(Items listed in a dataset)
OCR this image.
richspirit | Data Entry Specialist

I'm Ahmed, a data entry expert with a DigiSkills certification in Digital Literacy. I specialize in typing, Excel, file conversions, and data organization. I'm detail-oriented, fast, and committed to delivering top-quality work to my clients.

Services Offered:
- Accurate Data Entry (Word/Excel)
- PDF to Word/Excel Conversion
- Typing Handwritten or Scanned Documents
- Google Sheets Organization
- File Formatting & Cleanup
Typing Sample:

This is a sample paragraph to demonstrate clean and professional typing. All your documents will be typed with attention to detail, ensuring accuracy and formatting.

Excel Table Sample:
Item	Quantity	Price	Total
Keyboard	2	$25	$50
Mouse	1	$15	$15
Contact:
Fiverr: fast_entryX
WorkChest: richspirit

#### [Task prompt]
Write out the whole listing again. Match it word for word.

#### [Solution for this problem]
OCR this image.
richspirit | Data Entry Specialist

I'm Ahmed, a data entry expert with a DigiSkills certification in Digital Literacy. I specialize in typing, Excel, file conversions, and data organization. I'm detail-oriented, fast, and committed to delivering top-quality work to my clients.

Services Offered:
- Accurate Data Entry (Word/Excel)
- PDF to Word/Excel Conversion
- Typing Handwritten or Scanned Documents
- Google Sheets Organization
- File Formatting & Cleanup
Typing Sample:

This is a sample paragraph to demonstrate clean and professional typing. All your documents will be typed with attention to detail, ensuring accuracy and formatting.

Excel Table Sample:
Item	Quantity	Price	Total
Keyboard	2	$25	$50
Mouse	1	$15	$15
Contact:
Fiverr: fast_entryX
WorkChest: richspirit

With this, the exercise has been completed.